PROBLEM TO WORK ON:
Below are some records: retype them all exactly, but not the pictures.

DATA PROVIDED:
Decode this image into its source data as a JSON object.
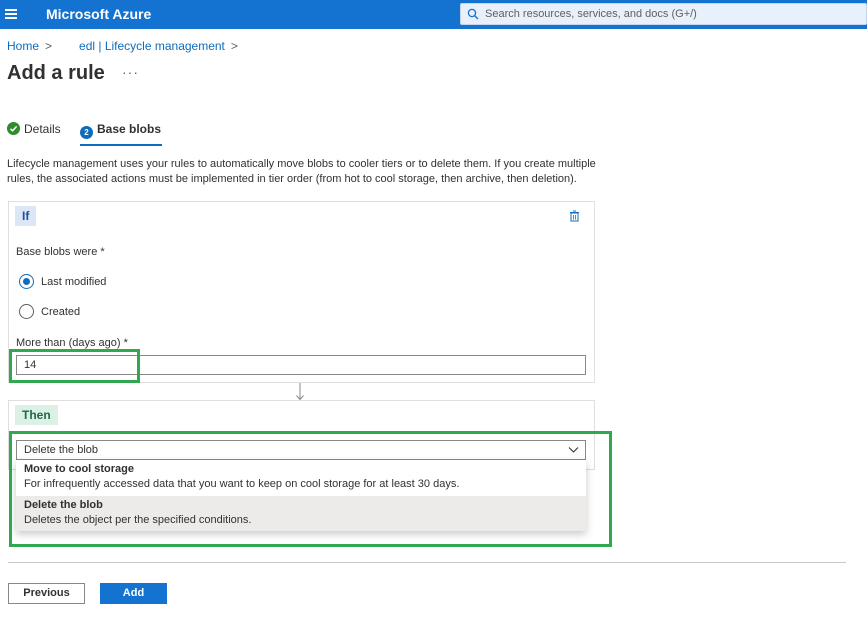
{
  "topbar": {
    "brand": "Microsoft Azure",
    "search_placeholder": "Search resources, services, and docs (G+/)"
  },
  "breadcrumb": {
    "home": "Home",
    "separator": ">",
    "current": "edl | Lifecycle management"
  },
  "page": {
    "title": "Add a rule",
    "more": "···"
  },
  "tabs": {
    "details": "Details",
    "base_blobs_step": "2",
    "base_blobs": "Base blobs"
  },
  "description": "Lifecycle management uses your rules to automatically move blobs to cooler tiers or to delete them. If you create multiple rules, the associated actions must be implemented in tier order (from hot to cool storage, then archive, then deletion).",
  "if_block": {
    "chip": "If",
    "base_blobs_label": "Base blobs were *",
    "radio_last_modified": "Last modified",
    "radio_created": "Created",
    "days_label": "More than (days ago) *",
    "days_value": "14"
  },
  "then_block": {
    "chip": "Then",
    "selected": "Delete the blob",
    "options": [
      {
        "title": "Move to cool storage",
        "desc": "For infrequently accessed data that you want to keep on cool storage for at least 30 days."
      },
      {
        "title": "Delete the blob",
        "desc": "Deletes the object per the specified conditions."
      }
    ]
  },
  "footer": {
    "previous": "Previous",
    "add": "Add"
  },
  "colors": {
    "azure_blue": "#1473d1",
    "highlight_green": "#31a84f"
  }
}
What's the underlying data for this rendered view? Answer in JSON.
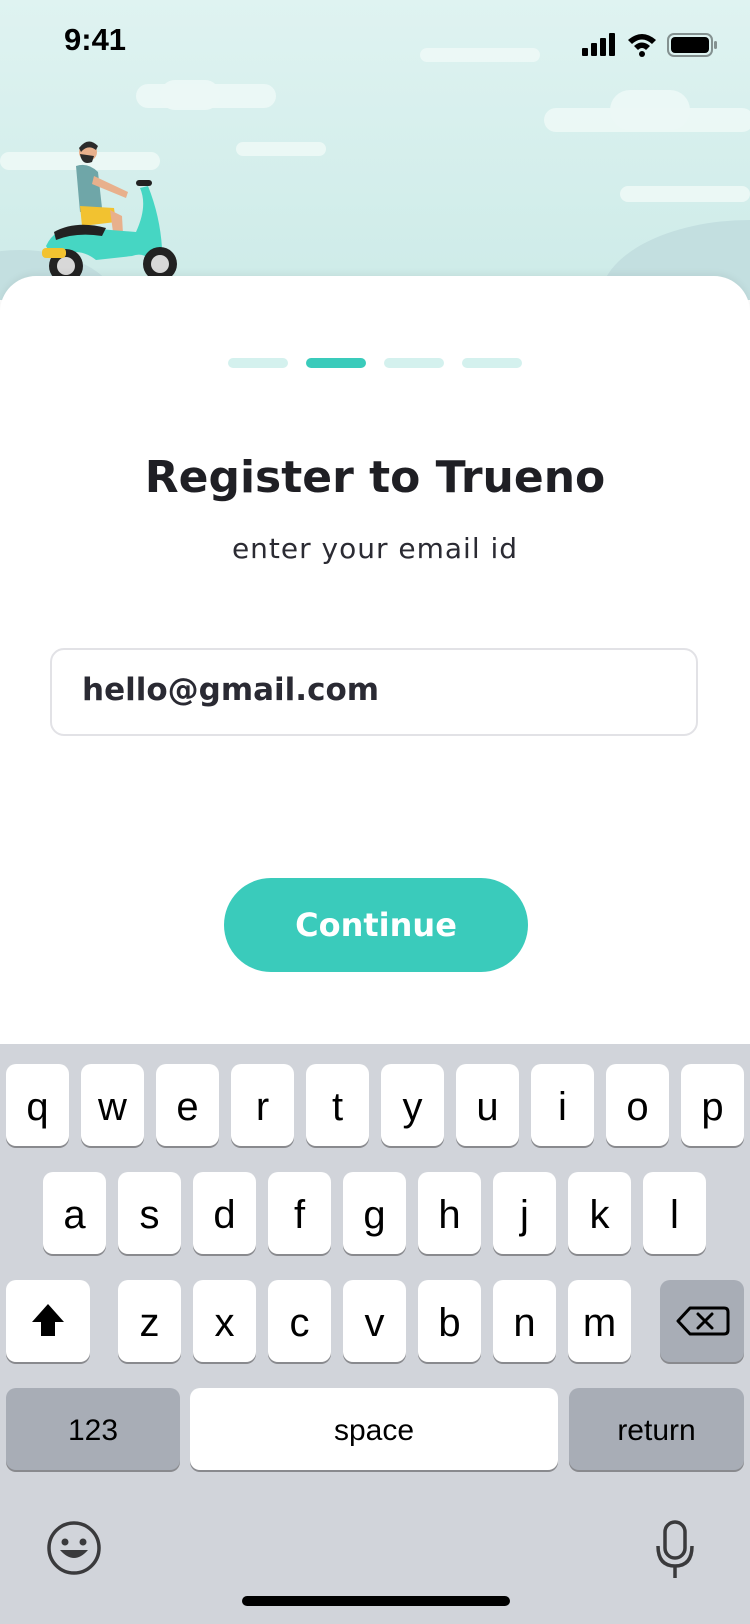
{
  "status_bar": {
    "time": "9:41"
  },
  "progress": {
    "steps": 4,
    "active_index": 1
  },
  "register": {
    "title": "Register to Trueno",
    "subtitle": "enter your email id",
    "email_value": "hello@gmail.com",
    "continue_label": "Continue"
  },
  "keyboard": {
    "row1": [
      "q",
      "w",
      "e",
      "r",
      "t",
      "y",
      "u",
      "i",
      "o",
      "p"
    ],
    "row2": [
      "a",
      "s",
      "d",
      "f",
      "g",
      "h",
      "j",
      "k",
      "l"
    ],
    "row3": [
      "z",
      "x",
      "c",
      "v",
      "b",
      "n",
      "m"
    ],
    "numbers_label": "123",
    "space_label": "space",
    "return_label": "return"
  },
  "colors": {
    "accent": "#3acbbb",
    "accent_light": "#d4f1ee",
    "keyboard_bg": "#d1d4da"
  }
}
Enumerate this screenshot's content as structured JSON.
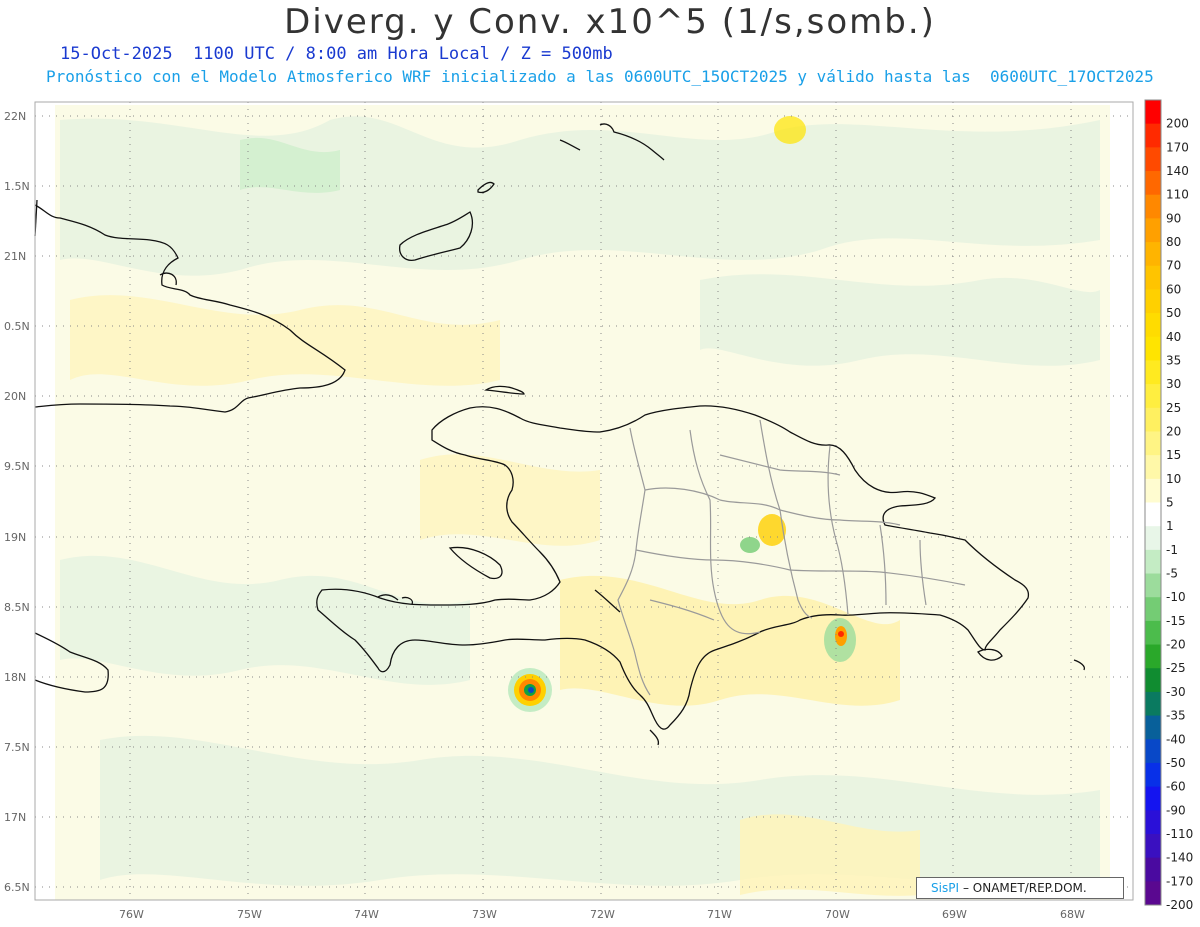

SOLUTION FOR THIS TASK:
Decode this image into its source data as a JSON object.
{
  "topbar": {
    "brand": "Microsoft Azure",
    "search_placeholder": "Search resources, services, and docs (G+/)"
  },
  "breadcrumb": {
    "home": "Home",
    "separator": ">",
    "current": "edl | Lifecycle management"
  },
  "page": {
    "title": "Add a rule",
    "more": "···"
  },
  "tabs": {
    "details": "Details",
    "base_blobs_step": "2",
    "base_blobs": "Base blobs"
  },
  "description": "Lifecycle management uses your rules to automatically move blobs to cooler tiers or to delete them. If you create multiple rules, the associated actions must be implemented in tier order (from hot to cool storage, then archive, then deletion).",
  "if_block": {
    "chip": "If",
    "base_blobs_label": "Base blobs were *",
    "radio_last_modified": "Last modified",
    "radio_created": "Created",
    "days_label": "More than (days ago) *",
    "days_value": "14"
  },
  "then_block": {
    "chip": "Then",
    "selected": "Delete the blob",
    "options": [
      {
        "title": "Move to cool storage",
        "desc": "For infrequently accessed data that you want to keep on cool storage for at least 30 days."
      },
      {
        "title": "Delete the blob",
        "desc": "Deletes the object per the specified conditions."
      }
    ]
  },
  "footer": {
    "previous": "Previous",
    "add": "Add"
  },
  "colors": {
    "azure_blue": "#1473d1",
    "highlight_green": "#31a84f"
  }
}
What's the underlying data for this rendered view? Answer in JSON.
{
  "status_bar": {
    "time": "9:41"
  },
  "progress": {
    "steps": 4,
    "active_index": 1
  },
  "register": {
    "title": "Register to Trueno",
    "subtitle": "enter your email id",
    "email_value": "hello@gmail.com",
    "continue_label": "Continue"
  },
  "keyboard": {
    "row1": [
      "q",
      "w",
      "e",
      "r",
      "t",
      "y",
      "u",
      "i",
      "o",
      "p"
    ],
    "row2": [
      "a",
      "s",
      "d",
      "f",
      "g",
      "h",
      "j",
      "k",
      "l"
    ],
    "row3": [
      "z",
      "x",
      "c",
      "v",
      "b",
      "n",
      "m"
    ],
    "numbers_label": "123",
    "space_label": "space",
    "return_label": "return"
  },
  "colors": {
    "accent": "#3acbbb",
    "accent_light": "#d4f1ee",
    "keyboard_bg": "#d1d4da"
  }
}
Enumerate this screenshot's content as structured JSON.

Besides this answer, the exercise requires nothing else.